OBJECTIVE:
Among the records that follow, count the lines with the string "species"; report only that count.

[Records from a collection of figures]
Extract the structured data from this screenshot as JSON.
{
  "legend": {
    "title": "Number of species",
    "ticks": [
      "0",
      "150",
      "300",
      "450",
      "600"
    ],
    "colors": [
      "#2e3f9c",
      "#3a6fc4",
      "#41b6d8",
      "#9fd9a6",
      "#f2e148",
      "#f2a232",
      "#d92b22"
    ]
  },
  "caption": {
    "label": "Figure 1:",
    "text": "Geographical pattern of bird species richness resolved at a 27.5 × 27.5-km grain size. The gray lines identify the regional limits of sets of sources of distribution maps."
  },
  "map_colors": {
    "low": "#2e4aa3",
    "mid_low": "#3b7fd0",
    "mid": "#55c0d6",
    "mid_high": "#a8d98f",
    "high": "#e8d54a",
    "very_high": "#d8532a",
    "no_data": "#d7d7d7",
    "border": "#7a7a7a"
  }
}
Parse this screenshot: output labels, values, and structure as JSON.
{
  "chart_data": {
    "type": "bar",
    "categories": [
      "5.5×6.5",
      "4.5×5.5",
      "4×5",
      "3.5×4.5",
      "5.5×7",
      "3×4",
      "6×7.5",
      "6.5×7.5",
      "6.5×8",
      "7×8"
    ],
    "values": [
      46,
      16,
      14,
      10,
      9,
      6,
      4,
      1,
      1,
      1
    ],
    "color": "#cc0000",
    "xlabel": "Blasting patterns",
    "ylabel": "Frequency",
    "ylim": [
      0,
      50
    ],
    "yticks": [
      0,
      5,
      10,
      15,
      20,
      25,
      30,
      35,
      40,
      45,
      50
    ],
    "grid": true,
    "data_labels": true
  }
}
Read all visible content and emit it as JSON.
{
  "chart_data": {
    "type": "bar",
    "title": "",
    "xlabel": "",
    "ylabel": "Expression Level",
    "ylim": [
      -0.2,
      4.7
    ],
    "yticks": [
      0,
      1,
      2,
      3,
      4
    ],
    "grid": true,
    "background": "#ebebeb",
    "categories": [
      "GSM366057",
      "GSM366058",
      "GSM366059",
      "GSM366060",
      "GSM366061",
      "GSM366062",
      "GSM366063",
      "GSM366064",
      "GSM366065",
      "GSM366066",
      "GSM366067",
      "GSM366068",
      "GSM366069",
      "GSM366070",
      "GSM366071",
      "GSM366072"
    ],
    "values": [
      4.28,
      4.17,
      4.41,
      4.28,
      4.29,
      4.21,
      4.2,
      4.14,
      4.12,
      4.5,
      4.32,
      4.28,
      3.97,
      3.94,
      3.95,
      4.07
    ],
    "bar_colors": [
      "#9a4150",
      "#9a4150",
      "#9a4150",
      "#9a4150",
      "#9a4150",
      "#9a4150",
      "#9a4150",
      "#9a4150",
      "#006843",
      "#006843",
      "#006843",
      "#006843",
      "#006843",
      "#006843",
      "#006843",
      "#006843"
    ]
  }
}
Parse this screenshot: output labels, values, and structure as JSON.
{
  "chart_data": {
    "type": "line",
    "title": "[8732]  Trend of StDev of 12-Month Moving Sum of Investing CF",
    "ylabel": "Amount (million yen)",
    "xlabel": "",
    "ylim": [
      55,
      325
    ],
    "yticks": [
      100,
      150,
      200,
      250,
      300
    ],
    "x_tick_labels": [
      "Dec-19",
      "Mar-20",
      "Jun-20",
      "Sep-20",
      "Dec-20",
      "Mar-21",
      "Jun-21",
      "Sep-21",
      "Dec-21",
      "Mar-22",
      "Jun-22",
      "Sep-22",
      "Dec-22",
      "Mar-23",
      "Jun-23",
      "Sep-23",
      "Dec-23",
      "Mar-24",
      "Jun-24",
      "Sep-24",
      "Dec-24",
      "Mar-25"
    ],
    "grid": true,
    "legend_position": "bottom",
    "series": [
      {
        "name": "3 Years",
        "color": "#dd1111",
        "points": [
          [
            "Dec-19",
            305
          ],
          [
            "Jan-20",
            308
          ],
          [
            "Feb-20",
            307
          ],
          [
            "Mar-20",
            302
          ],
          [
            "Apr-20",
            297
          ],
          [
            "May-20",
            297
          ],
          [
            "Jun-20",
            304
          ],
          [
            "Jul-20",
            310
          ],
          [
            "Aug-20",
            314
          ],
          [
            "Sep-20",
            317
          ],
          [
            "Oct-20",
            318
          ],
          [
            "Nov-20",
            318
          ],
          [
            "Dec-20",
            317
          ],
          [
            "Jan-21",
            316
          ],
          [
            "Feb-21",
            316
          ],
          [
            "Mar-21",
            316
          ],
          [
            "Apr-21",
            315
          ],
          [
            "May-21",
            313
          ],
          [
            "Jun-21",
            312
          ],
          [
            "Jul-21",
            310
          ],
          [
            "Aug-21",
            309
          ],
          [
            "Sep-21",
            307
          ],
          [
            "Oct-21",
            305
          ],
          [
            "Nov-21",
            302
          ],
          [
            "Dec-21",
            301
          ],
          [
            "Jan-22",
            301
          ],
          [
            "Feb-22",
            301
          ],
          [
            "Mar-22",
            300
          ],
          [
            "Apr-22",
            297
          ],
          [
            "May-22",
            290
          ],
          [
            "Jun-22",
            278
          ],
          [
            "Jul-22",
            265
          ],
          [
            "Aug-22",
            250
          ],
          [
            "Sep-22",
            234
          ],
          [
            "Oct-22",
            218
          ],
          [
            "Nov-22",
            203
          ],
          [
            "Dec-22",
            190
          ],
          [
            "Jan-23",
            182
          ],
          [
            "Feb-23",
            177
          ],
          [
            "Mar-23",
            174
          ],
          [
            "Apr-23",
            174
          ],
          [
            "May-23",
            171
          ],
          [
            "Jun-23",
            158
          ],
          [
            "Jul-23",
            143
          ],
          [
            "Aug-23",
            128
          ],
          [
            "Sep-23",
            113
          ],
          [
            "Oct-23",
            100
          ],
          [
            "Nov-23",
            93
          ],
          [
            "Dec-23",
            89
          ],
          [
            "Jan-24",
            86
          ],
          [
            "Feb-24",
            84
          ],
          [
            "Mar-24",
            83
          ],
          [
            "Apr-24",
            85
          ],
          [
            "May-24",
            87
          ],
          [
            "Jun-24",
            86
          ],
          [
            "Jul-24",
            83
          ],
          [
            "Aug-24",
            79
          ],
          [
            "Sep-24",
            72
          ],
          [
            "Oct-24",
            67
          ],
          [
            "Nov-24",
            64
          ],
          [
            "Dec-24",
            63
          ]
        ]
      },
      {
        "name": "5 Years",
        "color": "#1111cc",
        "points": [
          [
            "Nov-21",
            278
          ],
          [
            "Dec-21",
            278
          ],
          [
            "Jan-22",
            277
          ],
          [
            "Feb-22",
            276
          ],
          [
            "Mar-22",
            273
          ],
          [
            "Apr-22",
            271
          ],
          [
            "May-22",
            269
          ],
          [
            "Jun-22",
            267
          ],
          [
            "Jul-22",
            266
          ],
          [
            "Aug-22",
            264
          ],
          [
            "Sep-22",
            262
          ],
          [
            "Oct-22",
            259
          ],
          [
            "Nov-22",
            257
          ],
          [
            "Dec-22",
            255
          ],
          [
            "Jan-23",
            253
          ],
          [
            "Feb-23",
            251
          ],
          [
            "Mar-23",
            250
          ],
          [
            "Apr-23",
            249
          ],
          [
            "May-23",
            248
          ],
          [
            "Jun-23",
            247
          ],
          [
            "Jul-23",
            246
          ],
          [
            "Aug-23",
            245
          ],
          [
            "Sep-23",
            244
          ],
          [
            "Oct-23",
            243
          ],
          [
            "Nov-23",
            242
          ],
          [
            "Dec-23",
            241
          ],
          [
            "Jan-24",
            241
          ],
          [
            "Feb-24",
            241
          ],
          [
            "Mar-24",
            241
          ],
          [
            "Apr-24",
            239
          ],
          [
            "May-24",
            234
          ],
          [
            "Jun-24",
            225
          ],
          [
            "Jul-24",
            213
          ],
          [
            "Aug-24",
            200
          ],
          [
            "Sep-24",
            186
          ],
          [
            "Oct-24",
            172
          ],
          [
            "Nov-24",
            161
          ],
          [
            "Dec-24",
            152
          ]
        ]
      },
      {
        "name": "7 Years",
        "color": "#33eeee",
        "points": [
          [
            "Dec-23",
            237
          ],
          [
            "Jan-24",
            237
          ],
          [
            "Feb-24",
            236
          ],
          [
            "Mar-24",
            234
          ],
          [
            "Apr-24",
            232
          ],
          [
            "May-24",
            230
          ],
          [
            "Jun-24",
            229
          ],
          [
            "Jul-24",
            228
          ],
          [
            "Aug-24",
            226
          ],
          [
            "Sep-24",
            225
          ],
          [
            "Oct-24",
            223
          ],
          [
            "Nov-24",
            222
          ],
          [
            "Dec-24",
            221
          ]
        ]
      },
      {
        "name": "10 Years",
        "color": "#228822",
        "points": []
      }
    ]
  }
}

ANSWER TO THIS TASK:
2